* _WHAT YOU WILL DO_
Check every line below for the string "kapatid", and copy the lines that contain it.

(Records from a dataset)
○ ○ ○ ○ ○ ○ ○
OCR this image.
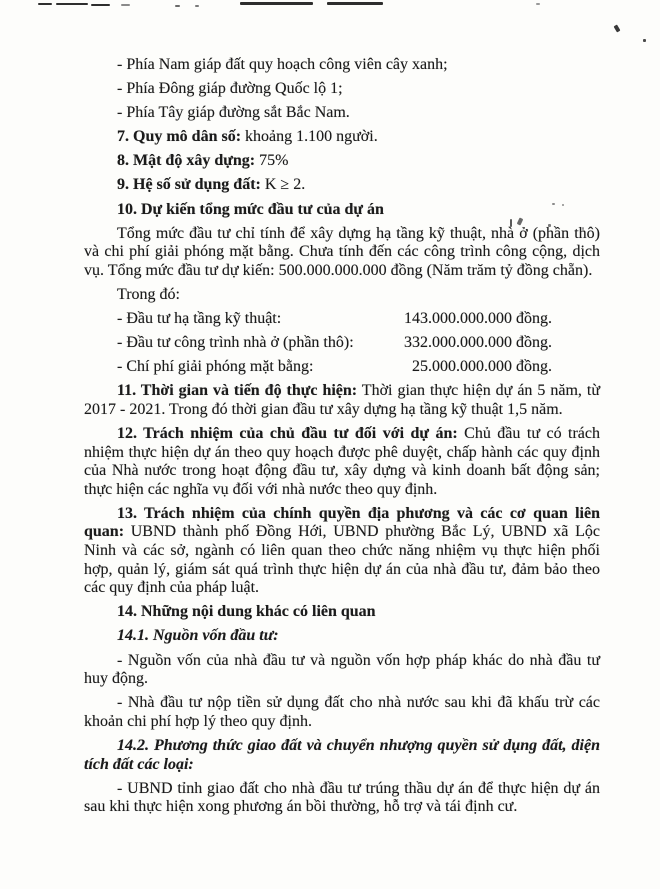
- Phía Nam giáp đất quy hoạch công viên cây xanh;

- Phía Đông giáp đường Quốc lộ 1;

- Phía Tây giáp đường sắt Bắc Nam.

7. Quy mô dân số: khoảng 1.100 người.

8. Mật độ xây dựng: 75%

9. Hệ số sử dụng đất: K ≥ 2.

10. Dự kiến tổng mức đầu tư của dự án

Tổng mức đầu tư chỉ tính để xây dựng hạ tầng kỹ thuật, nhà ở (phần thô) và chi phí giải phóng mặt bằng. Chưa tính đến các công trình công cộng, dịch vụ. Tổng mức đầu tư dự kiến: 500.000.000.000 đồng (Năm trăm tỷ đồng chẵn).

Trong đó:

- Đầu tư hạ tầng kỹ thuật:	143.000.000.000 đồng.

- Đầu tư công trình nhà ở (phần thô):	332.000.000.000 đồng.

- Chí phí giải phóng mặt bằng:	25.000.000.000 đồng.

11. Thời gian và tiến độ thực hiện: Thời gian thực hiện dự án 5 năm, từ 2017 - 2021. Trong đó thời gian đầu tư xây dựng hạ tầng kỹ thuật 1,5 năm.

12. Trách nhiệm của chủ đầu tư đối với dự án: Chủ đầu tư có trách nhiệm thực hiện dự án theo quy hoạch được phê duyệt, chấp hành các quy định của Nhà nước trong hoạt động đầu tư, xây dựng và kinh doanh bất động sản; thực hiện các nghĩa vụ đối với nhà nước theo quy định.

13. Trách nhiệm của chính quyền địa phương và các cơ quan liên quan: UBND thành phố Đồng Hới, UBND phường Bắc Lý, UBND xã Lộc Ninh và các sở, ngành có liên quan theo chức năng nhiệm vụ thực hiện phối hợp, quản lý, giám sát quá trình thực hiện dự án của nhà đầu tư, đảm bảo theo các quy định của pháp luật.

14. Những nội dung khác có liên quan

14.1. Nguồn vốn đầu tư:

- Nguồn vốn của nhà đầu tư và nguồn vốn hợp pháp khác do nhà đầu tư huy động.

- Nhà đầu tư nộp tiền sử dụng đất cho nhà nước sau khi đã khấu trừ các khoản chi phí hợp lý theo quy định.

14.2. Phương thức giao đất và chuyển nhượng quyền sử dụng đất, diện tích đất các loại:

- UBND tỉnh giao đất cho nhà đầu tư trúng thầu dự án để thực hiện dự án sau khi thực hiện xong phương án bồi thường, hỗ trợ và tái định cư.
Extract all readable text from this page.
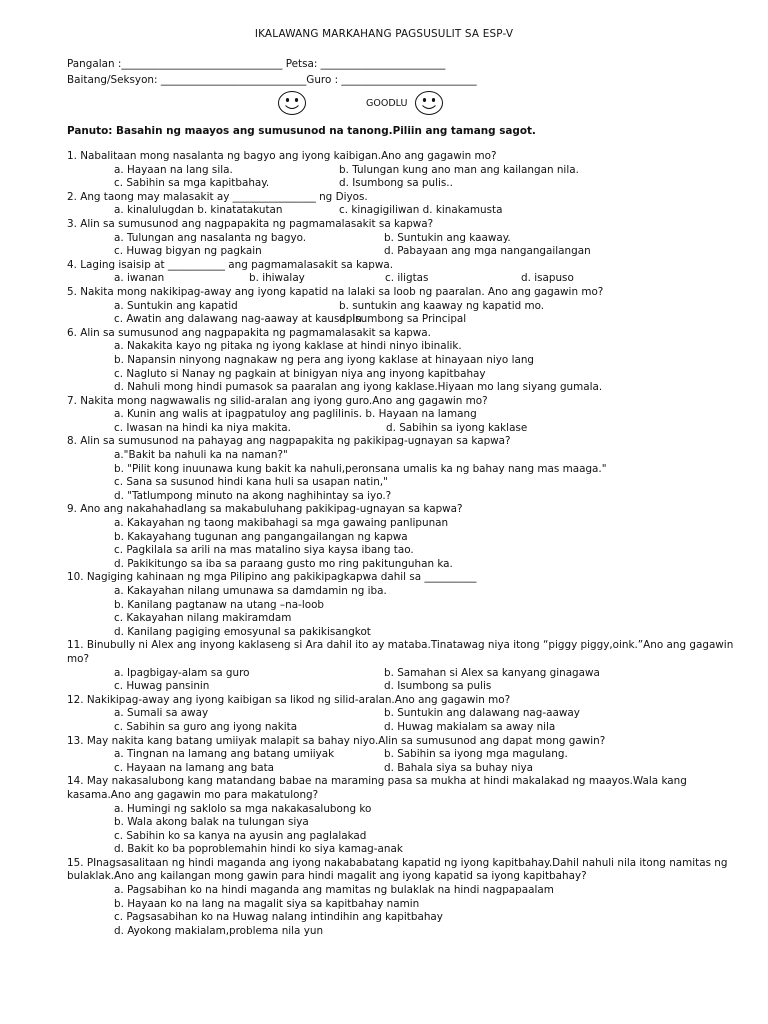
IKALAWANG MARKAHANG PAGSUSULIT SA ESP-V
Pangalan :_______________________________ Petsa: ________________________
Baitang/Seksyon: ____________________________Guro : __________________________
GOODLU
Panuto: Basahin ng maayos ang sumusunod na tanong.Piliin ang tamang sagot.
1. Nabalitaan mong nasalanta ng bagyo ang iyong kaibigan.Ano ang gagawin mo?
a. Hayaan na lang sila.	b. Tulungan kung ano man ang kailangan nila.
c. Sabihin sa mga kapitbahay.	d. Isumbong sa pulis..
2. Ang taong may malasakit ay ________________ ng Diyos.
a. kinalulugdan b. kinatatakutan	c. kinagigiliwan d. kinakamusta
3. Alin sa sumusunod ang nagpapakita ng pagmamalasakit sa kapwa?
a. Tulungan ang nasalanta ng bagyo.	b. Suntukin ang kaaway.
c. Huwag bigyan ng pagkain	d. Pabayaan ang mga nangangailangan
4. Laging isaisip at ___________ ang pagmamalasakit sa kapwa.
a. iwanan	b. ihiwalay	c. iligtas	d. isapuso
5. Nakita mong nakikipag-away ang iyong kapatid na lalaki sa loob ng paaralan. Ano ang gagawin mo?
a. Suntukin ang kapatid	b. suntukin ang kaaway ng kapatid mo.
c. Awatin ang dalawang nag-aaway at kausapin
d. Isumbong sa Principal
6. Alin sa sumusunod ang nagpapakita ng pagmamalasakit sa kapwa.
a. Nakakita kayo ng pitaka ng iyong kaklase at hindi ninyo ibinalik.
b. Napansin ninyong nagnakaw ng pera ang iyong kaklase at hinayaan niyo lang
c. Nagluto si Nanay ng pagkain at binigyan niya ang inyong kapitbahay
d. Nahuli mong hindi pumasok sa paaralan ang iyong kaklase.Hiyaan mo lang siyang gumala.
7. Nakita mong nagwawalis ng silid-aralan ang iyong guro.Ano ang gagawin mo?
a. Kunin ang walis at ipagpatuloy ang paglilinis. b. Hayaan na lamang
c. Iwasan na hindi ka niya makita.	d. Sabihin sa iyong kaklase
8. Alin sa sumusunod na pahayag ang nagpapakita ng pakikipag-ugnayan sa kapwa?
a."Bakit ba nahuli ka na naman?"
b. "Pilit kong inuunawa kung bakit ka nahuli,peronsana umalis ka ng bahay nang mas maaga."
c. Sana sa susunod hindi kana huli sa usapan natin,"
d. "Tatlumpong minuto na akong naghihintay sa iyo.?
9. Ano ang nakahahadlang sa makabuluhang pakikipag-ugnayan sa kapwa?
a. Kakayahan ng taong makibahagi sa mga gawaing panlipunan
b. Kakayahang tugunan ang pangangailangan ng kapwa
c. Pagkilala sa arili na mas matalino siya kaysa ibang tao.
d. Pakikitungo sa iba sa paraang gusto mo ring pakitunguhan ka.
10. Nagiging kahinaan ng mga Pilipino ang pakikipagkapwa dahil sa __________
a. Kakayahan nilang umunawa sa damdamin ng iba.
b. Kanilang pagtanaw na utang –na-loob
c. Kakayahan nilang makiramdam
d. Kanilang pagiging emosyunal sa pakikisangkot
11. Binubully ni Alex ang inyong kaklaseng si Ara dahil ito ay mataba.Tinatawag niya itong “piggy piggy,oink.”Ano ang gagawin mo?
a. Ipagbigay-alam sa guro	b. Samahan si Alex sa kanyang ginagawa
c. Huwag pansinin	d. Isumbong sa pulis
12. Nakikipag-away ang iyong kaibigan sa likod ng silid-aralan.Ano ang gagawin mo?
a. Sumali sa away	b. Suntukin ang dalawang nag-aaway
c. Sabihin sa guro ang iyong nakita	d. Huwag makialam sa away nila
13. May nakita kang batang umiiyak malapit sa bahay niyo.Alin sa sumusunod ang dapat mong gawin?
a. Tingnan na lamang ang batang umiiyak	b. Sabihin sa iyong mga magulang.
c. Hayaan na lamang ang bata	d. Bahala siya sa buhay niya
14. May nakasalubong kang matandang babae na maraming pasa sa mukha at hindi makalakad ng maayos.Wala kang kasama.Ano ang gagawin mo para makatulong?
a. Humingi ng saklolo sa mga nakakasalubong ko
b. Wala akong balak na tulungan siya
c. Sabihin ko sa kanya na ayusin ang paglalakad
d. Bakit ko ba poproblemahin hindi ko siya kamag-anak
15. PInagsasalitaan ng hindi maganda ang iyong nakababatang kapatid ng iyong kapitbahay.Dahil nahuli nila itong namitas ng bulaklak.Ano ang kailangan mong gawin para hindi magalit ang iyong kapatid sa iyong kapitbahay?
a. Pagsabihan ko na hindi maganda ang mamitas ng bulaklak na hindi nagpapaalam
b. Hayaan ko na lang na magalit siya sa kapitbahay namin
c. Pagsasabihan ko na Huwag nalang intindihin ang kapitbahay
d. Ayokong makialam,problema nila yun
○ ○ ○ ○ ○ ○ ○
* _ANSWER TO THE TASK_
5. Nakita mong nakikipag-away ang iyong kapatid na lalaki sa loob ng paaralan. Ano ang gagawin mo?
a. Suntukin ang kapatid	b. suntukin ang kaaway ng kapatid mo.
15. PInagsasalitaan ng hindi maganda ang iyong nakababatang kapatid ng iyong kapitbahay.Dahil nahuli nila itong namitas ng bulaklak.Ano ang kailangan mong gawin para hindi magalit ang iyong kapatid sa iyong kapitbahay?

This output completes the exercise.